[Dataset items]
►
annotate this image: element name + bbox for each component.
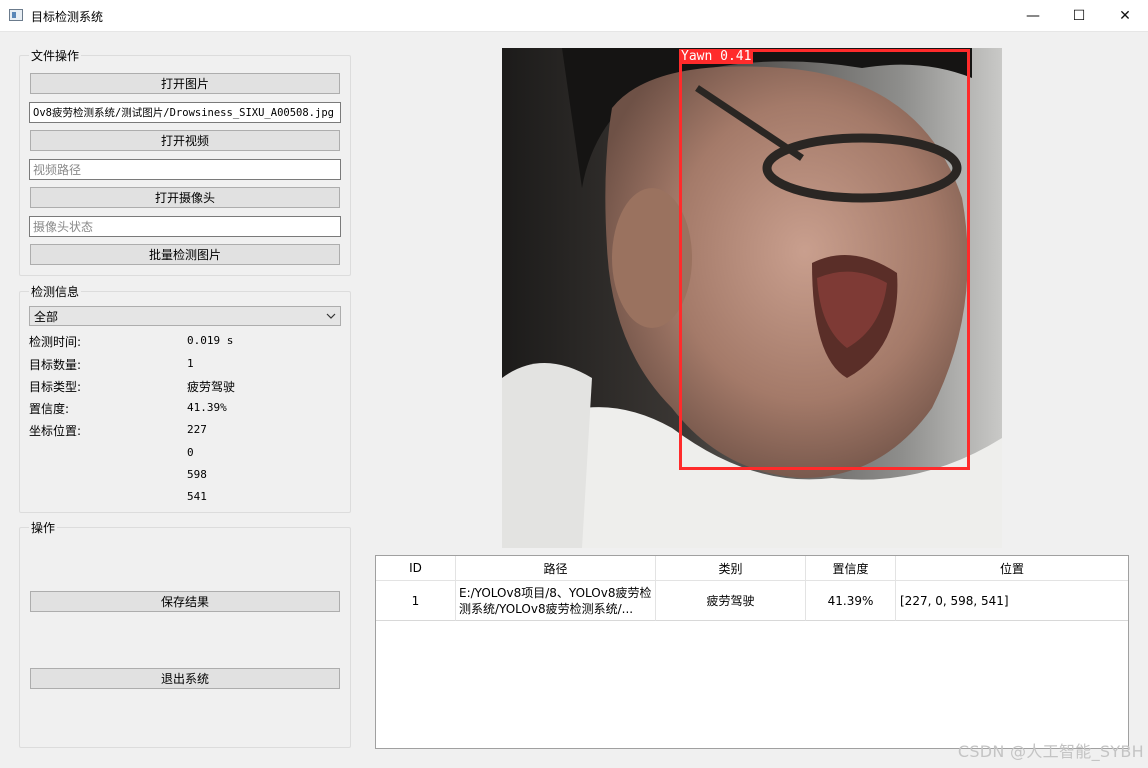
open-camera-button[interactable]: 打开摄像头 <box>30 187 340 208</box>
target-filter-select[interactable]: 全部 <box>29 306 341 326</box>
pos-xmin: 227 <box>187 423 207 436</box>
results-table[interactable]: ID 路径 类别 置信度 位置 1 E:/YOLOv8项目/8、YOLOv8疲劳… <box>375 555 1129 749</box>
cell-category[interactable]: 疲劳驾驶 <box>656 581 806 621</box>
pos-ymax: 541 <box>187 490 207 503</box>
type-value: 疲劳驾驶 <box>187 380 236 394</box>
watermark: CSDN @人工智能_SYBH <box>957 742 1144 761</box>
time-label: 检测时间: <box>29 335 82 349</box>
cell-confidence[interactable]: 41.39% <box>806 581 896 621</box>
chevron-down-icon <box>326 313 336 319</box>
detection-image: Yawn 0.41 <box>502 48 1002 548</box>
close-button[interactable]: ✕ <box>1102 0 1148 31</box>
pos-ymin: 0 <box>187 446 194 459</box>
minimize-icon: — <box>1026 7 1040 24</box>
pos-xmax: 598 <box>187 468 207 481</box>
cell-path-line1: E:/YOLOv8项目/8、YOLOv8疲劳检 <box>459 585 652 600</box>
header-path[interactable]: 路径 <box>456 556 656 581</box>
header-id[interactable]: ID <box>376 556 456 581</box>
cell-id[interactable]: 1 <box>376 581 456 621</box>
open-image-button[interactable]: 打开图片 <box>30 73 340 94</box>
count-value: 1 <box>187 357 194 370</box>
header-confidence[interactable]: 置信度 <box>806 556 896 581</box>
header-category[interactable]: 类别 <box>656 556 806 581</box>
save-result-button[interactable]: 保存结果 <box>30 591 340 612</box>
batch-detect-button[interactable]: 批量检测图片 <box>30 244 340 265</box>
conf-value: 41.39% <box>187 401 227 414</box>
ops-group <box>19 527 351 748</box>
detection-label: Yawn 0.41 <box>679 49 754 64</box>
video-path-field[interactable]: 视频路径 <box>29 159 341 180</box>
ops-title: 操作 <box>29 519 58 536</box>
count-label: 目标数量: <box>29 358 82 372</box>
header-position[interactable]: 位置 <box>896 556 1128 581</box>
time-value: 0.019 s <box>187 334 234 347</box>
cell-path-line2: 测系统/YOLOv8疲劳检测系统/... <box>459 601 634 616</box>
window-title: 目标检测系统 <box>31 10 104 24</box>
target-filter-value: 全部 <box>34 309 59 324</box>
conf-label: 置信度: <box>29 402 70 416</box>
type-label: 目标类型: <box>29 380 82 394</box>
camera-status-field[interactable]: 摄像头状态 <box>29 216 341 237</box>
exit-button[interactable]: 退出系统 <box>30 668 340 689</box>
pos-label: 坐标位置: <box>29 424 82 438</box>
cell-position[interactable]: [227, 0, 598, 541] <box>896 581 1128 621</box>
maximize-icon: ☐ <box>1072 7 1086 24</box>
app-icon <box>9 9 23 21</box>
detect-info-title: 检测信息 <box>29 283 82 300</box>
close-icon: ✕ <box>1119 7 1131 24</box>
detection-box <box>679 49 970 470</box>
maximize-button[interactable]: ☐ <box>1056 0 1102 31</box>
open-video-button[interactable]: 打开视频 <box>30 130 340 151</box>
image-path-field[interactable]: Ov8疲劳检测系统/测试图片/Drowsiness_SIXU_A00508.jp… <box>29 102 341 123</box>
title-bar: 目标检测系统 — ☐ ✕ <box>0 0 1148 32</box>
file-ops-title: 文件操作 <box>29 47 82 64</box>
cell-path[interactable]: E:/YOLOv8项目/8、YOLOv8疲劳检 测系统/YOLOv8疲劳检测系统… <box>456 581 656 621</box>
minimize-button[interactable]: — <box>1010 0 1056 31</box>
◄
Turn the lines of all the rows above into one numbered list, skipping blank lines and leaving out the pictures.

1. annotate this image: element name + bbox for each component.
2. open-camera-button[interactable]: 打开摄像头 <box>30 187 340 208</box>
3. target-filter-select[interactable]: 全部 <box>29 306 341 326</box>
4. pos-xmin: 227 <box>187 423 207 436</box>
5. results-table[interactable]: ID 路径 类别 置信度 位置 1 E:/YOLOv8项目/8、YOLOv8疲劳… <box>375 555 1129 749</box>
6. cell-category[interactable]: 疲劳驾驶 <box>656 581 806 621</box>
7. pos-ymax: 541 <box>187 490 207 503</box>
8. type-value: 疲劳驾驶 <box>187 380 236 394</box>
9. watermark: CSDN @人工智能_SYBH <box>957 742 1144 761</box>
10. time-label: 检测时间: <box>29 335 82 349</box>
11. cell-confidence[interactable]: 41.39% <box>806 581 896 621</box>
12. chevron-down-icon <box>326 313 336 319</box>
13. detection-image: Yawn 0.41 <box>502 48 1002 548</box>
14. close-button[interactable]: ✕ <box>1102 0 1148 31</box>
15. pos-ymin: 0 <box>187 446 194 459</box>
16. minimize-icon: — <box>1026 7 1040 24</box>
17. pos-xmax: 598 <box>187 468 207 481</box>
18. cell-path-line1: E:/YOLOv8项目/8、YOLOv8疲劳检 <box>459 585 652 600</box>
19. header-path[interactable]: 路径 <box>456 556 656 581</box>
20. header-id[interactable]: ID <box>376 556 456 581</box>
21. cell-id[interactable]: 1 <box>376 581 456 621</box>
22. open-image-button[interactable]: 打开图片 <box>30 73 340 94</box>
23. count-value: 1 <box>187 357 194 370</box>
24. header-confidence[interactable]: 置信度 <box>806 556 896 581</box>
25. header-category[interactable]: 类别 <box>656 556 806 581</box>
26. save-result-button[interactable]: 保存结果 <box>30 591 340 612</box>
27. batch-detect-button[interactable]: 批量检测图片 <box>30 244 340 265</box>
28. conf-value: 41.39% <box>187 401 227 414</box>
29. ops-group <box>19 527 351 748</box>
30. detection-label: Yawn 0.41 <box>679 49 754 64</box>
31. video-path-field[interactable]: 视频路径 <box>29 159 341 180</box>
32. ops-title: 操作 <box>29 519 58 536</box>
33. count-label: 目标数量: <box>29 358 82 372</box>
34. header-position[interactable]: 位置 <box>896 556 1128 581</box>
35. time-value: 0.019 s <box>187 334 234 347</box>
36. cell-path-line2: 测系统/YOLOv8疲劳检测系统/... <box>459 601 634 616</box>
37. window-title: 目标检测系统 <box>31 10 104 24</box>
38. target-filter-value: 全部 <box>34 309 59 324</box>
39. conf-label: 置信度: <box>29 402 70 416</box>
40. type-label: 目标类型: <box>29 380 82 394</box>
41. camera-status-field[interactable]: 摄像头状态 <box>29 216 341 237</box>
42. exit-button[interactable]: 退出系统 <box>30 668 340 689</box>
43. pos-label: 坐标位置: <box>29 424 82 438</box>
44. cell-position[interactable]: [227, 0, 598, 541] <box>896 581 1128 621</box>
45. maximize-icon: ☐ <box>1072 7 1086 24</box>
46. app-icon <box>9 9 23 21</box>
47. detect-info-title: 检测信息 <box>29 283 82 300</box>
48. close-icon: ✕ <box>1119 7 1131 24</box>
49. detection-box <box>679 49 970 470</box>
50. maximize-button[interactable]: ☐ <box>1056 0 1102 31</box>
51. open-video-button[interactable]: 打开视频 <box>30 130 340 151</box>
52. image-path-field[interactable]: Ov8疲劳检测系统/测试图片/Drowsiness_SIXU_A00508.jp… <box>29 102 341 123</box>
53. title-bar: 目标检测系统 — ☐ ✕ <box>0 0 1148 32</box>
54. file-ops-title: 文件操作 <box>29 47 82 64</box>
55. cell-path[interactable]: E:/YOLOv8项目/8、YOLOv8疲劳检 测系统/YOLOv8疲劳检测系统… <box>456 581 656 621</box>
56. minimize-button[interactable]: — <box>1010 0 1056 31</box>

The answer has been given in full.